▶ Written task 1: Transcribe the stretch from "We sometimes wonder" through "of all tasks." of the passage on the rise and decline of nations, below.

::: Passage given :::

As any good historian will tell you, great nations/empires are not “born,” they arise either from lowly beginnings or they overthrow tyranny to become free.  Either way, the process is long, arduous, and problematic.  It takes people of virtue, courage, and self-sacrifice to rise from nothing to greatness.  For a civilization to do that is grueling, which is why there are so few great empires in history among the countless tribes and peoples who have populated our puny planet.

Only when virtue and hard work are superior to debauchery and weakness (which always exists, too) can a nation become strong and wealthy.  It will rise above its neighbors and often dominate them (sometimes becoming a tyranny itself, though not always).  Regardless, wealth once attained wants to be enjoyed.  So, the lesson of history is that when people “have eaten and filled themselves and grown fat,” they forget their God and the principles that produced that wealth and supremacy in the first place.  The decline begins.  Mediocrity sets in first.  And then, often, there is total collapse.  How many Babylonians exist today?

But, the bottom line is, in the modern terminology, the people become liberals.

We sometimes wonder why so many Americans today are “liberal” (Democrats and RINOs).  They are overrunning and destroying the country; you and I can see that, but they can’t, and we cannot understand why they can’t.  It’s not really that complicated.  Being a liberal is very easy, and when a people do indeed, “eat, fill themselves, and get fat,” then conquering themselves becomes the most dubious of all tasks.  

“The first and greatest victory is to conquer yourself; to be conquered by yourself is of all things most shameful and vile” (Plato).  Conquer thyself.  Try it sometime.  How many people can really do it?  Especially when there are endless treasures and pleasures to be wallowed in and consequences are delayed.  Yet it is the most necessary virtue of all.  But the most difficult.  And liberals don’t even try.  They don’t think in those terms, they only think in terms of “eat, fill yourself, get fat,” in other words, the immediate self-gratification.  That is the very essence of today’s liberalism.

:::

▶ Written task 2: Restate word for word the stretch of the listing from its first line through the line containing "table-row: NOMOI [19, 507, 457, 567]", with both of those lines included.

::: Supplied material :::

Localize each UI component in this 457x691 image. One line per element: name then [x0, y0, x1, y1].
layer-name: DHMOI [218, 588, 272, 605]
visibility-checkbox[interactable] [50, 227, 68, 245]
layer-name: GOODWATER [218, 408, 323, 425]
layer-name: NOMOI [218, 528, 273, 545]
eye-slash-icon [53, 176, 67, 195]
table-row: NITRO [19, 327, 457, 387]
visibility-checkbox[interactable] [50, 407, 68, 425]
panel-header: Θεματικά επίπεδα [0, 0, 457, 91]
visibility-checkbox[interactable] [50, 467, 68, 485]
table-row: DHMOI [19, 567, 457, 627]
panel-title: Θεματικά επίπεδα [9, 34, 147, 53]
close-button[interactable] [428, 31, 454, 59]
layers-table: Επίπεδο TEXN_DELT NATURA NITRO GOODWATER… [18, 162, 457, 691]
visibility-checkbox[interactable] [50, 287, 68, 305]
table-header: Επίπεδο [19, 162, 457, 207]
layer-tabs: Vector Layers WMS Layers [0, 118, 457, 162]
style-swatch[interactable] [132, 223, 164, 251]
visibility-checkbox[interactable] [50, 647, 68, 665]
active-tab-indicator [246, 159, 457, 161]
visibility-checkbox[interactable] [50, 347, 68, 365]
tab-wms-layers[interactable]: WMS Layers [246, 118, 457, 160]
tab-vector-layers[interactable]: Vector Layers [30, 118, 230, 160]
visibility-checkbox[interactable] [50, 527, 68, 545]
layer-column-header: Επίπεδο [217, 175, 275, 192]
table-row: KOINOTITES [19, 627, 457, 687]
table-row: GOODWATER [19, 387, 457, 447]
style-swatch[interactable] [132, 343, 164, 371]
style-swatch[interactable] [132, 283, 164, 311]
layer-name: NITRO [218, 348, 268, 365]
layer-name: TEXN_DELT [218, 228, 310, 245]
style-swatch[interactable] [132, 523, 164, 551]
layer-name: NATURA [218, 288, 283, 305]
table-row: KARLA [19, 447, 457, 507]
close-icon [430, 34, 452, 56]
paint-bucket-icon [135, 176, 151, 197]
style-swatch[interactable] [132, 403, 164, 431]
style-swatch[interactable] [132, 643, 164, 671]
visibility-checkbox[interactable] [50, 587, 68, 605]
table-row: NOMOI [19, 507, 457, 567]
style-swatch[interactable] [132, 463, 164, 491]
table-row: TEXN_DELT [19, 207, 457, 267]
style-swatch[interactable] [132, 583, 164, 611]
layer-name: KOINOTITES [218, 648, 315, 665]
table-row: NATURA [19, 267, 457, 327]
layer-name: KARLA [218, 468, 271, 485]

:::

▶ Problem solution 1:
We sometimes wonder why so many Americans today are “liberal” (Democrats and RINOs).  They are overrunning and destroying the country; you and I can see that, but they can’t, and we cannot understand why they can’t.  It’s not really that complicated.  Being a liberal is very easy, and when a people do indeed, “eat, fill themselves, and get fat,” then conquering themselves becomes the most dubious of all tasks.

▶ Problem solution 2:
Localize each UI component in this 457x691 image. One line per element: name then [x0, y0, x1, y1].
layer-name: DHMOI [218, 588, 272, 605]
visibility-checkbox[interactable] [50, 227, 68, 245]
layer-name: GOODWATER [218, 408, 323, 425]
layer-name: NOMOI [218, 528, 273, 545]
eye-slash-icon [53, 176, 67, 195]
table-row: NITRO [19, 327, 457, 387]
visibility-checkbox[interactable] [50, 407, 68, 425]
panel-header: Θεματικά επίπεδα [0, 0, 457, 91]
visibility-checkbox[interactable] [50, 467, 68, 485]
table-row: DHMOI [19, 567, 457, 627]
panel-title: Θεματικά επίπεδα [9, 34, 147, 53]
close-button[interactable] [428, 31, 454, 59]
layers-table: Επίπεδο TEXN_DELT NATURA NITRO GOODWATER… [18, 162, 457, 691]
visibility-checkbox[interactable] [50, 287, 68, 305]
table-header: Επίπεδο [19, 162, 457, 207]
layer-tabs: Vector Layers WMS Layers [0, 118, 457, 162]
style-swatch[interactable] [132, 223, 164, 251]
visibility-checkbox[interactable] [50, 647, 68, 665]
active-tab-indicator [246, 159, 457, 161]
visibility-checkbox[interactable] [50, 347, 68, 365]
tab-wms-layers[interactable]: WMS Layers [246, 118, 457, 160]
tab-vector-layers[interactable]: Vector Layers [30, 118, 230, 160]
visibility-checkbox[interactable] [50, 527, 68, 545]
layer-column-header: Επίπεδο [217, 175, 275, 192]
table-row: KOINOTITES [19, 627, 457, 687]
table-row: GOODWATER [19, 387, 457, 447]
style-swatch[interactable] [132, 343, 164, 371]
style-swatch[interactable] [132, 283, 164, 311]
layer-name: NITRO [218, 348, 268, 365]
layer-name: TEXN_DELT [218, 228, 310, 245]
style-swatch[interactable] [132, 523, 164, 551]
layer-name: NATURA [218, 288, 283, 305]
table-row: KARLA [19, 447, 457, 507]
close-icon [430, 34, 452, 56]
paint-bucket-icon [135, 176, 151, 197]
style-swatch[interactable] [132, 403, 164, 431]
style-swatch[interactable] [132, 643, 164, 671]
visibility-checkbox[interactable] [50, 587, 68, 605]
table-row: NOMOI [19, 507, 457, 567]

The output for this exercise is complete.